Saved data entries »
####################
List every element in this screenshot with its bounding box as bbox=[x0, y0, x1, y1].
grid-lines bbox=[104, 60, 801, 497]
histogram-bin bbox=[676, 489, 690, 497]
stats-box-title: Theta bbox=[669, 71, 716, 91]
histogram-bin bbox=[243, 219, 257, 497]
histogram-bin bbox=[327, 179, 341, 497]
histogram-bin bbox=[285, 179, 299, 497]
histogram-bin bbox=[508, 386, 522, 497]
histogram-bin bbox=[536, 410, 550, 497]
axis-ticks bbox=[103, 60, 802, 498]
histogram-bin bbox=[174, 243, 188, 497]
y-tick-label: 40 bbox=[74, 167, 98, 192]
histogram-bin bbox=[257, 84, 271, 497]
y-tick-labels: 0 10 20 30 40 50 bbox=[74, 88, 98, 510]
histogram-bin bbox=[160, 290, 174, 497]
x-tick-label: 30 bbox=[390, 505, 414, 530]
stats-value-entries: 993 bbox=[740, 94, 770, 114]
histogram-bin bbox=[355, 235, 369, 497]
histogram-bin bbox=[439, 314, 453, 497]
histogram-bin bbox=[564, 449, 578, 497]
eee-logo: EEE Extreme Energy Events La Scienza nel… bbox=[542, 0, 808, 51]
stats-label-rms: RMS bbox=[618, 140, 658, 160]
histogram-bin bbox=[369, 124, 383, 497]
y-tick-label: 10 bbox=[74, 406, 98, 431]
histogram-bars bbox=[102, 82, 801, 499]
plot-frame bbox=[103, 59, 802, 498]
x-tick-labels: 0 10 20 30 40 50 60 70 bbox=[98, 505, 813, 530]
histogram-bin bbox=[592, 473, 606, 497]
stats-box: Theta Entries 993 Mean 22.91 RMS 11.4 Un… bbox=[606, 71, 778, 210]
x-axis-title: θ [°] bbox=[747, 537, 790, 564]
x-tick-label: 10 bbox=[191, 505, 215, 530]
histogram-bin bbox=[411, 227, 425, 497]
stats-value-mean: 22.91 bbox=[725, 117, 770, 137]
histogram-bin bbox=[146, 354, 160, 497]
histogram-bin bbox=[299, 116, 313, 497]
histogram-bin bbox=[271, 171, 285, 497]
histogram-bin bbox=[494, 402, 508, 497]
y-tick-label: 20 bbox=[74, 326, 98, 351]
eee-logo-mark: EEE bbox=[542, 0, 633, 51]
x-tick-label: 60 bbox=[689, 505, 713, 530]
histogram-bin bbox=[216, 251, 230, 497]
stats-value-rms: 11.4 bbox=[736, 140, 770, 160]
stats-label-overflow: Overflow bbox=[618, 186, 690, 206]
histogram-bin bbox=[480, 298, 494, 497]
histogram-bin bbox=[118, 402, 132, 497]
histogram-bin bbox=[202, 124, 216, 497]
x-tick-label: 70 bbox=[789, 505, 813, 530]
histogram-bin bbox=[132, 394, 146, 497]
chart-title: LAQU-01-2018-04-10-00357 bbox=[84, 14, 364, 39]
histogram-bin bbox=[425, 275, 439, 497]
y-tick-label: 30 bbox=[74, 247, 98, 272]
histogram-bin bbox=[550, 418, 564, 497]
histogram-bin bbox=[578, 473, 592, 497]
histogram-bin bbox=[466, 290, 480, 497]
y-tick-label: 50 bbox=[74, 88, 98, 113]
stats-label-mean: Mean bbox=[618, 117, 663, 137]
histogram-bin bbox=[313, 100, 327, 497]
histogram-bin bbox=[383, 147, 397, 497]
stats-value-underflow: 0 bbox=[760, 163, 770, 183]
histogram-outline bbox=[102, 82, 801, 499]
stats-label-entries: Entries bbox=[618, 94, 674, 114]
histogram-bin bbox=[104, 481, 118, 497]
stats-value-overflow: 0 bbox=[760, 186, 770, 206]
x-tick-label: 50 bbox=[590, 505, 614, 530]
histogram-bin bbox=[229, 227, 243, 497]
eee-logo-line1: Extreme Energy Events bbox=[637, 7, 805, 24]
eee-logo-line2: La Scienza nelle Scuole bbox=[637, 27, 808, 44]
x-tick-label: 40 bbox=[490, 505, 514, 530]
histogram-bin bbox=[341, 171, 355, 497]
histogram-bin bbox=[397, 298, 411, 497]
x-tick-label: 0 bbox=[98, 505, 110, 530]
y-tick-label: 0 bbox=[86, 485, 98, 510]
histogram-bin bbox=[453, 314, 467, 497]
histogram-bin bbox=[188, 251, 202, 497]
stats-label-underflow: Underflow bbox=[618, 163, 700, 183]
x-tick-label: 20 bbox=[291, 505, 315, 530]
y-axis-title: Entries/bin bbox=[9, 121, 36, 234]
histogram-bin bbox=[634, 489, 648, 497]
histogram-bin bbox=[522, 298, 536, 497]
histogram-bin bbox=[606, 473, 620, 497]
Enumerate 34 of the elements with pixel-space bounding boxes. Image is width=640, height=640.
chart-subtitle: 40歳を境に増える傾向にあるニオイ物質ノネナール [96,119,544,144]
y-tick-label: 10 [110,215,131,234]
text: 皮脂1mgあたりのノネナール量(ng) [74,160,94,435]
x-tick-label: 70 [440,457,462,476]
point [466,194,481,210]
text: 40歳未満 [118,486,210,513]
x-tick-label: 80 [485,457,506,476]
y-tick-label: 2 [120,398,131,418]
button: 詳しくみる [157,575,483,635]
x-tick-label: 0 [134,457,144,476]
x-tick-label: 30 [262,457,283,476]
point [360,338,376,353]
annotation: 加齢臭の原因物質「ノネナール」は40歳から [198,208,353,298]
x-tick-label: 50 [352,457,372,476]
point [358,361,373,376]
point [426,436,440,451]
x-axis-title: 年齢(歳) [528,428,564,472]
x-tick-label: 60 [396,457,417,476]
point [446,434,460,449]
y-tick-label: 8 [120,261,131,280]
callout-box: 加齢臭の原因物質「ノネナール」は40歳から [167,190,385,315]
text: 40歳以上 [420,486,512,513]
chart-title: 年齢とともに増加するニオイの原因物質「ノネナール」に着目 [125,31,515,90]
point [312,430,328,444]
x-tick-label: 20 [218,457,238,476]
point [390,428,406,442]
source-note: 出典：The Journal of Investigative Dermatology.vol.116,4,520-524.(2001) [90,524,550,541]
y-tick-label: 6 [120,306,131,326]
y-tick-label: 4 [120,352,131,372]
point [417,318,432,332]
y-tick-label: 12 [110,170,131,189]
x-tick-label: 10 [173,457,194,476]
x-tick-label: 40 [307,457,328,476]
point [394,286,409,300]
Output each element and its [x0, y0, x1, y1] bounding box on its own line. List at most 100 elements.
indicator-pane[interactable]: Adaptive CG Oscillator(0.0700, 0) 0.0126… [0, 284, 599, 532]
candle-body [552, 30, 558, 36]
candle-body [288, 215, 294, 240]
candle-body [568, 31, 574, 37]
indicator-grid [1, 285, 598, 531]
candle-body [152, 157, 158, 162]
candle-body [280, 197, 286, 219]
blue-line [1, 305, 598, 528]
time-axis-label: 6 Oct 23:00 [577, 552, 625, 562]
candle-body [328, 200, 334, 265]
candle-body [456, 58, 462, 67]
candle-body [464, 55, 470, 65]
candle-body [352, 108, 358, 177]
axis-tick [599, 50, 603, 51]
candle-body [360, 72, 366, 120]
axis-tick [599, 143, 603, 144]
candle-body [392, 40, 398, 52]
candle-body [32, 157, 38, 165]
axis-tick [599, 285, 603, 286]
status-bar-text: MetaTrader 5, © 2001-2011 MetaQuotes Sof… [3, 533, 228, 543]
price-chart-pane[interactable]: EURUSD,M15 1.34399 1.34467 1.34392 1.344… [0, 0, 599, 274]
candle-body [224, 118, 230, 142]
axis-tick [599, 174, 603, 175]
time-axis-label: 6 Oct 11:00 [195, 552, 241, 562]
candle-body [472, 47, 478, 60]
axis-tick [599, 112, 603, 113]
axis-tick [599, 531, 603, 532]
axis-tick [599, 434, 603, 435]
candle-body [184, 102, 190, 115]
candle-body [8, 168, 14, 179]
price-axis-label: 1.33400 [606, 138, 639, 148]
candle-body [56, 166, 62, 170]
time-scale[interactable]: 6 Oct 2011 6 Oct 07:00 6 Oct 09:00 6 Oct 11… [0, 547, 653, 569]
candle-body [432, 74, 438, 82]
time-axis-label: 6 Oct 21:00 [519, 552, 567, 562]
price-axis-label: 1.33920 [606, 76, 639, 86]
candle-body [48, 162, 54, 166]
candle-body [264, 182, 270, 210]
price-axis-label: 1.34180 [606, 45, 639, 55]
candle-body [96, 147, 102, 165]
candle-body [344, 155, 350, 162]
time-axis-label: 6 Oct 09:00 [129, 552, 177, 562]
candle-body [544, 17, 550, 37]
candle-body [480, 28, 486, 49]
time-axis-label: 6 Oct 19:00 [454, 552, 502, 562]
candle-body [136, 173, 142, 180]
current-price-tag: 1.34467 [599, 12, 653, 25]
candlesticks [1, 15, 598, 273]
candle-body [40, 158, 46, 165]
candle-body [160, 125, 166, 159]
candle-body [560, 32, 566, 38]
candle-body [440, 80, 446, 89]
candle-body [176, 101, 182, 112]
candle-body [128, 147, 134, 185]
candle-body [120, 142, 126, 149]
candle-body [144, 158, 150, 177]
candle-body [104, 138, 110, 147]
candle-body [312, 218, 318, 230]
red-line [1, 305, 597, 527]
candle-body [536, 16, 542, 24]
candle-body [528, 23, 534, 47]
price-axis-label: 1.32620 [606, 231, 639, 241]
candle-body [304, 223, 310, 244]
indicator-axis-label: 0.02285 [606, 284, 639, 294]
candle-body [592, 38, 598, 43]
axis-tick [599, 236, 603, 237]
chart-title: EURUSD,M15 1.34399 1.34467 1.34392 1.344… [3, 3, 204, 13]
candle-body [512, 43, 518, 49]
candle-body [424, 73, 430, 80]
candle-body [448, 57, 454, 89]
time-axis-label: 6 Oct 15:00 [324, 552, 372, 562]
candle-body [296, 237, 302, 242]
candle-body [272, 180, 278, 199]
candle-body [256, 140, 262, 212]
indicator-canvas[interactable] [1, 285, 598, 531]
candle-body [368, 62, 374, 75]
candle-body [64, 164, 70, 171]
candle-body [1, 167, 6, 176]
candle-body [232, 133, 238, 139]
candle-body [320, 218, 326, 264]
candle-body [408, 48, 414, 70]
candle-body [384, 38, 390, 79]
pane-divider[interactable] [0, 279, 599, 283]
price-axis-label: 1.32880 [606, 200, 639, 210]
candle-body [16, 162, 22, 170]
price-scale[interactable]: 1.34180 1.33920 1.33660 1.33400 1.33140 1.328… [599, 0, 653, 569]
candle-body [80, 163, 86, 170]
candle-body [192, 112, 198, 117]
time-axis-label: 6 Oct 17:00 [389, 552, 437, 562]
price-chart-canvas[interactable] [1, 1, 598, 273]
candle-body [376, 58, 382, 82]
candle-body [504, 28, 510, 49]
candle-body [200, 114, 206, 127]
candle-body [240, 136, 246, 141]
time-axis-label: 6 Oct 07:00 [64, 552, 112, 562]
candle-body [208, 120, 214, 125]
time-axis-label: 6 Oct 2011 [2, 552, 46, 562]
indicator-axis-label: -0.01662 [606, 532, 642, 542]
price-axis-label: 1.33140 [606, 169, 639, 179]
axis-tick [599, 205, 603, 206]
####################
Task to carry out » Rename "plot-frame" to "plot-border" in the lines from the first one through the line with "histogram-bin bbox=[216, 251, 230, 497]", and reproduce those lines with nothing else changed.

Answer to this task »
List every element in this screenshot with its bounding box as bbox=[x0, y0, x1, y1].
grid-lines bbox=[104, 60, 801, 497]
histogram-bin bbox=[676, 489, 690, 497]
stats-box-title: Theta bbox=[669, 71, 716, 91]
histogram-bin bbox=[243, 219, 257, 497]
histogram-bin bbox=[327, 179, 341, 497]
histogram-bin bbox=[285, 179, 299, 497]
histogram-bin bbox=[508, 386, 522, 497]
histogram-bin bbox=[536, 410, 550, 497]
axis-ticks bbox=[103, 60, 802, 498]
histogram-bin bbox=[174, 243, 188, 497]
y-tick-label: 40 bbox=[74, 167, 98, 192]
histogram-bin bbox=[257, 84, 271, 497]
y-tick-labels: 0 10 20 30 40 50 bbox=[74, 88, 98, 510]
histogram-bin bbox=[160, 290, 174, 497]
x-tick-label: 30 bbox=[390, 505, 414, 530]
stats-value-entries: 993 bbox=[740, 94, 770, 114]
histogram-bin bbox=[355, 235, 369, 497]
histogram-bin bbox=[439, 314, 453, 497]
histogram-bin bbox=[564, 449, 578, 497]
eee-logo: EEE Extreme Energy Events La Scienza nel… bbox=[542, 0, 808, 51]
stats-label-rms: RMS bbox=[618, 140, 658, 160]
histogram-bin bbox=[369, 124, 383, 497]
y-tick-label: 10 bbox=[74, 406, 98, 431]
histogram-bars bbox=[102, 82, 801, 499]
plot-border bbox=[103, 59, 802, 498]
x-tick-labels: 0 10 20 30 40 50 60 70 bbox=[98, 505, 813, 530]
histogram-bin bbox=[592, 473, 606, 497]
stats-box: Theta Entries 993 Mean 22.91 RMS 11.4 Un… bbox=[606, 71, 778, 210]
x-axis-title: θ [°] bbox=[747, 537, 790, 564]
x-tick-label: 10 bbox=[191, 505, 215, 530]
histogram-bin bbox=[411, 227, 425, 497]
stats-value-mean: 22.91 bbox=[725, 117, 770, 137]
histogram-bin bbox=[146, 354, 160, 497]
histogram-bin bbox=[299, 116, 313, 497]
histogram-bin bbox=[271, 171, 285, 497]
histogram-bin bbox=[494, 402, 508, 497]
y-tick-label: 20 bbox=[74, 326, 98, 351]
eee-logo-mark: EEE bbox=[542, 0, 633, 51]
x-tick-label: 60 bbox=[689, 505, 713, 530]
histogram-bin bbox=[216, 251, 230, 497]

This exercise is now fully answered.